Written instruction:
The records below must be transcribed exactly. Do not include the pictures.

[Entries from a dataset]
◇ ◇ ◇ ◇

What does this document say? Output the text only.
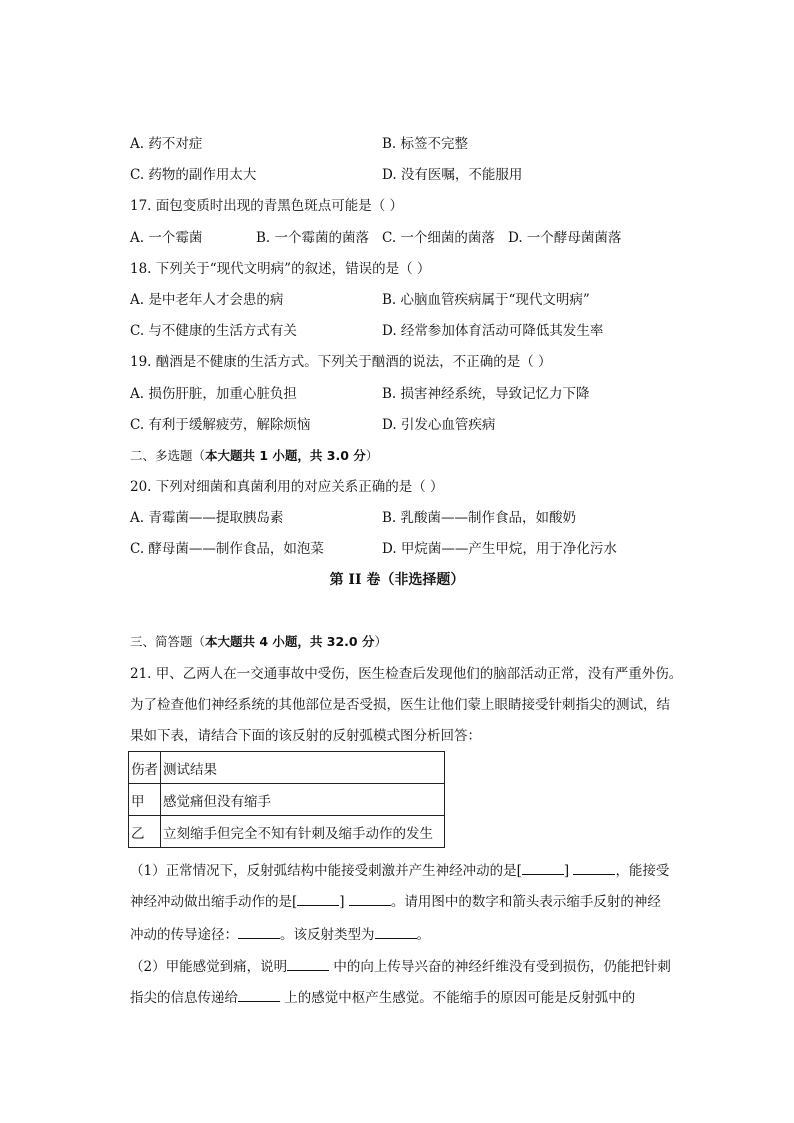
A. 药不对症	B. 标签不完整
C. 药物的副作用太大	D. 没有医嘱，不能服用
17. 面包变质时出现的青黑色斑点可能是（ ）
A. 一个霉菌	B. 一个霉菌的菌落 C. 一个细菌的菌落 D. 一个酵母菌菌落
18. 下列关于“现代文明病”的叙述，错误的是（ ）
A. 是中老年人才会患的病	B. 心脑血管疾病属于“现代文明病”
C. 与不健康的生活方式有关	D. 经常参加体育活动可降低其发生率
19. 酗酒是不健康的生活方式。下列关于酗酒的说法，不正确的是（ ）
A. 损伤肝脏，加重心脏负担	B. 损害神经系统，导致记忆力下降
C. 有利于缓解疲劳，解除烦恼	D. 引发心血管疾病
二、多选题（本大题共 1 小题，共 3.0 分）
20. 下列对细菌和真菌利用的对应关系正确的是（ ）
A. 青霉菌——提取胰岛素	B. 乳酸菌——制作食品，如酸奶
C. 酵母菌——制作食品，如泡菜	D. 甲烷菌——产生甲烷，用于净化污水
第 II 卷（非选择题）
三、简答题（本大题共 4 小题，共 32.0 分）
21. 甲、乙两人在一交通事故中受伤，医生检查后发现他们的脑部活动正常，没有严重外伤。
为了检查他们神经系统的其他部位是否受损，医生让他们蒙上眼睛接受针刺指尖的测试，结
果如下表，请结合下面的该反射的反射弧模式图分析回答：
伤者	测试结果
甲	感觉痛但没有缩手
乙	立刻缩手但完全不知有针刺及缩手动作的发生
（1）正常情况下，反射弧结构中能接受刺激并产生神经冲动的是[	]	，能接受
神经冲动做出缩手动作的是[	]	。请用图中的数字和箭头表示缩手反射的神经
冲动的传导途径：	。该反射类型为	。
（2）甲能感觉到痛，说明	中的向上传导兴奋的神经纤维没有受到损伤，仍能把针刺
指尖的信息传递给	上的感觉中枢产生感觉。不能缩手的原因可能是反射弧中的
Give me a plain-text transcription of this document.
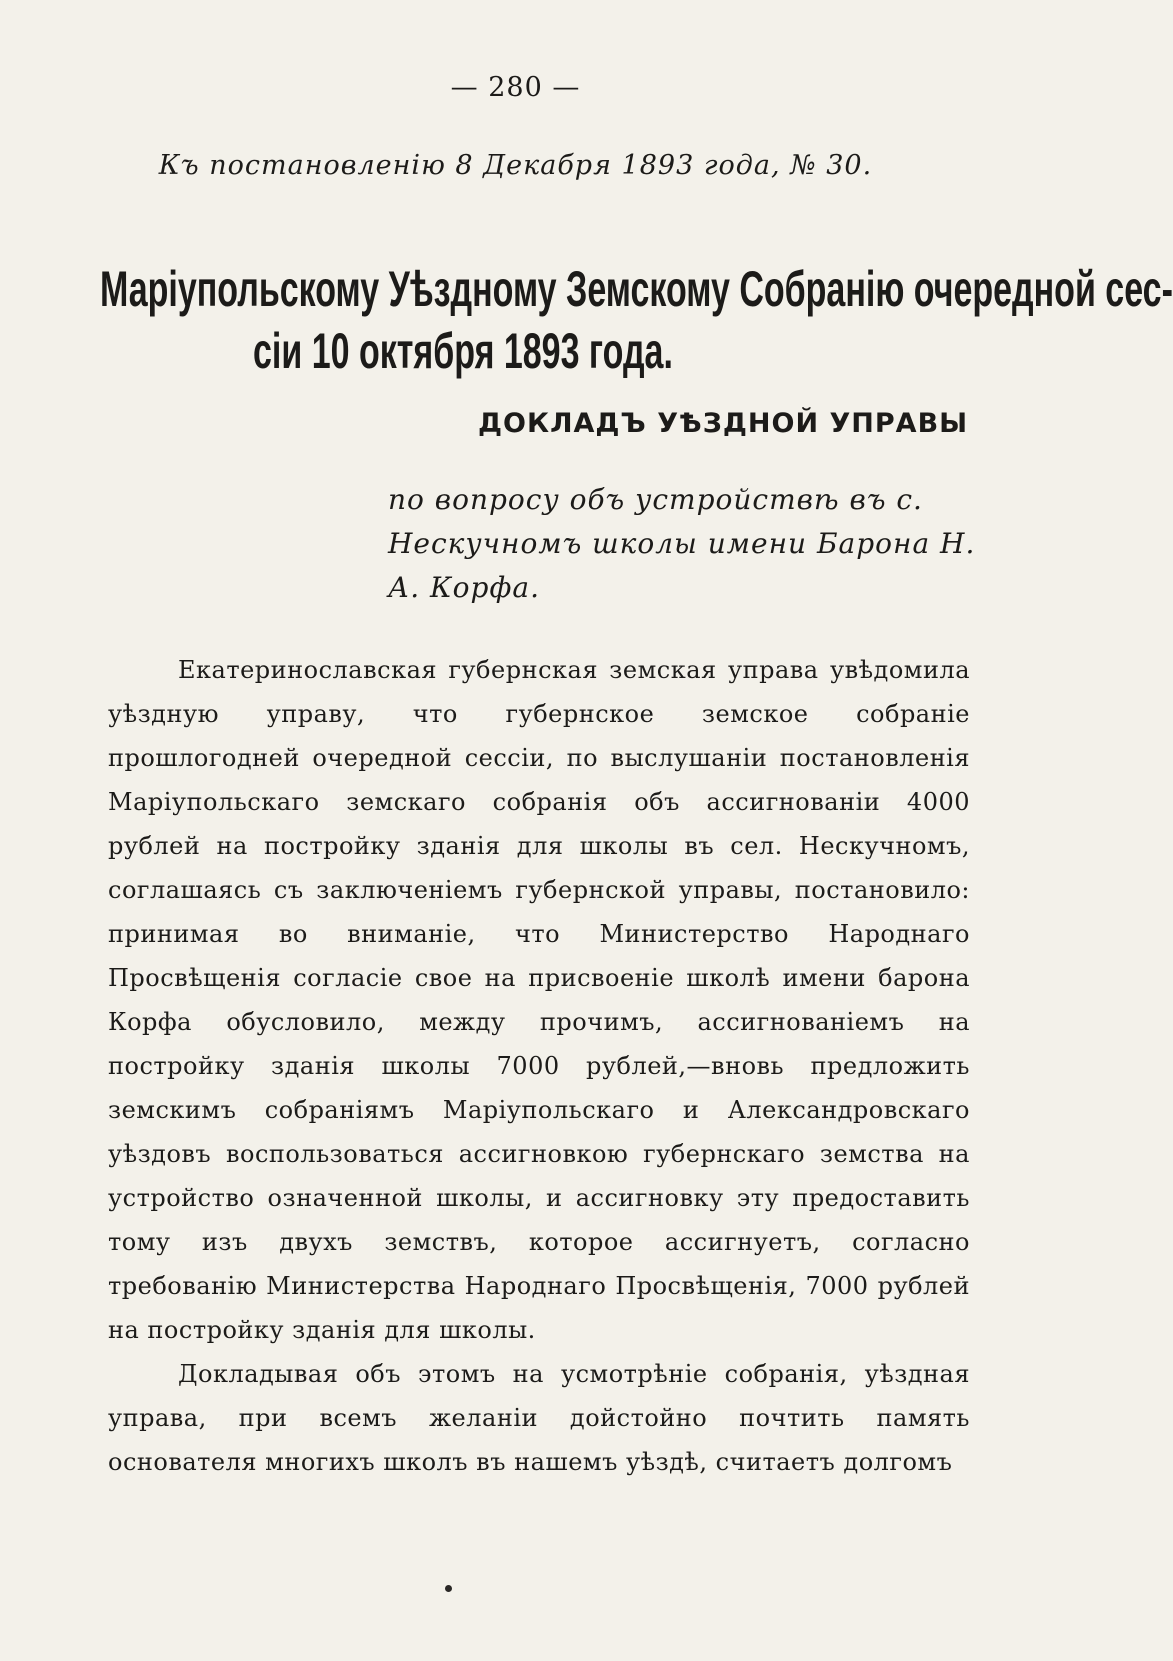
— 280 —
Къ постановленію 8 Декабря 1893 года, № 30.
Маріупольскому Уѣздному Земскому Собранію очередной сес-
сіи 10 октября 1893 года.
ДОКЛАДЪ УѢЗДНОЙ УПРАВЫ
по вопросу объ устройствѣ въ с. Нескучномъ школы имени Барона Н. А. Корфа.

Екатеринославская губернская земская управа увѣдомила уѣздную управу, что губернское земское собраніе прошлогодней очередной сессіи, по выслушаніи постановленія Маріупольскаго земскаго собранія объ ассигнованіи 4000 рублей на постройку зданія для школы въ сел. Нескучномъ, соглашаясь съ заключеніемъ губернской управы, постановило: принимая во вниманіе, что Министерство Народнаго Просвѣщенія согласіе свое на присвоеніе школѣ имени барона Корфа обусловило, между прочимъ, ассигнованіемъ на постройку зданія школы 7000 рублей,—вновь предложить земскимъ собраніямъ Маріупольскаго и Александровскаго уѣздовъ воспользоваться ассигновкою губернскаго земства на устройство означенной школы, и ассигновку эту предоставить тому изъ двухъ земствъ, которое ассигнуетъ, согласно требованію Министерства Народнаго Просвѣщенія, 7000 рублей на постройку зданія для школы.

Докладывая объ этомъ на усмотрѣніе собранія, уѣздная управа, при всемъ желаніи дойстойно почтить память основателя многихъ школъ въ нашемъ уѣздѣ, считаетъ долгомъ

◇ ◇ ◇ ◇

Worked solution:
What does this document say? Output the text only.
A. 药不对症	B. 标签不完整
C. 药物的副作用太大	D. 没有医嘱，不能服用
17. 面包变质时出现的青黑色斑点可能是（ ）
A. 一个霉菌	B. 一个霉菌的菌落 C. 一个细菌的菌落 D. 一个酵母菌菌落
18. 下列关于“现代文明病”的叙述，错误的是（ ）
A. 是中老年人才会患的病	B. 心脑血管疾病属于“现代文明病”
C. 与不健康的生活方式有关	D. 经常参加体育活动可降低其发生率
19. 酗酒是不健康的生活方式。下列关于酗酒的说法，不正确的是（ ）
A. 损伤肝脏，加重心脏负担	B. 损害神经系统，导致记忆力下降
C. 有利于缓解疲劳，解除烦恼	D. 引发心血管疾病
二、多选题（本大题共 1 小题，共 3.0 分）
20. 下列对细菌和真菌利用的对应关系正确的是（ ）
A. 青霉菌——提取胰岛素	B. 乳酸菌——制作食品，如酸奶
C. 酵母菌——制作食品，如泡菜	D. 甲烷菌——产生甲烷，用于净化污水
第 II 卷（非选择题）
三、简答题（本大题共 4 小题，共 32.0 分）
21. 甲、乙两人在一交通事故中受伤，医生检查后发现他们的脑部活动正常，没有严重外伤。
为了检查他们神经系统的其他部位是否受损，医生让他们蒙上眼睛接受针刺指尖的测试，结
果如下表，请结合下面的该反射的反射弧模式图分析回答：
伤者	测试结果
甲	感觉痛但没有缩手
乙	立刻缩手但完全不知有针刺及缩手动作的发生
（1）正常情况下，反射弧结构中能接受刺激并产生神经冲动的是[	]	，能接受
神经冲动做出缩手动作的是[	]	。请用图中的数字和箭头表示缩手反射的神经
冲动的传导途径：	。该反射类型为	。
（2）甲能感觉到痛，说明	中的向上传导兴奋的神经纤维没有受到损伤，仍能把针刺
指尖的信息传递给	上的感觉中枢产生感觉。不能缩手的原因可能是反射弧中的
Give me a plain-text transcription of this document.
— 280 —
Къ постановленію 8 Декабря 1893 года, № 30.
Маріупольскому Уѣздному Земскому Собранію очередной сес-
сіи 10 октября 1893 года.
ДОКЛАДЪ УѢЗДНОЙ УПРАВЫ
по вопросу объ устройствѣ въ с. Нескучномъ школы имени Барона Н. А. Корфа.

Екатеринославская губернская земская управа увѣдомила уѣздную управу, что губернское земское собраніе прошлогодней очередной сессіи, по выслушаніи постановленія Маріупольскаго земскаго собранія объ ассигнованіи 4000 рублей на постройку зданія для школы въ сел. Нескучномъ, соглашаясь съ заключеніемъ губернской управы, постановило: принимая во вниманіе, что Министерство Народнаго Просвѣщенія согласіе свое на присвоеніе школѣ имени барона Корфа обусловило, между прочимъ, ассигнованіемъ на постройку зданія школы 7000 рублей,—вновь предложить земскимъ собраніямъ Маріупольскаго и Александровскаго уѣздовъ воспользоваться ассигновкою губернскаго земства на устройство означенной школы, и ассигновку эту предоставить тому изъ двухъ земствъ, которое ассигнуетъ, согласно требованію Министерства Народнаго Просвѣщенія, 7000 рублей на постройку зданія для школы.

Докладывая объ этомъ на усмотрѣніе собранія, уѣздная управа, при всемъ желаніи дойстойно почтить память основателя многихъ школъ въ нашемъ уѣздѣ, считаетъ долгомъ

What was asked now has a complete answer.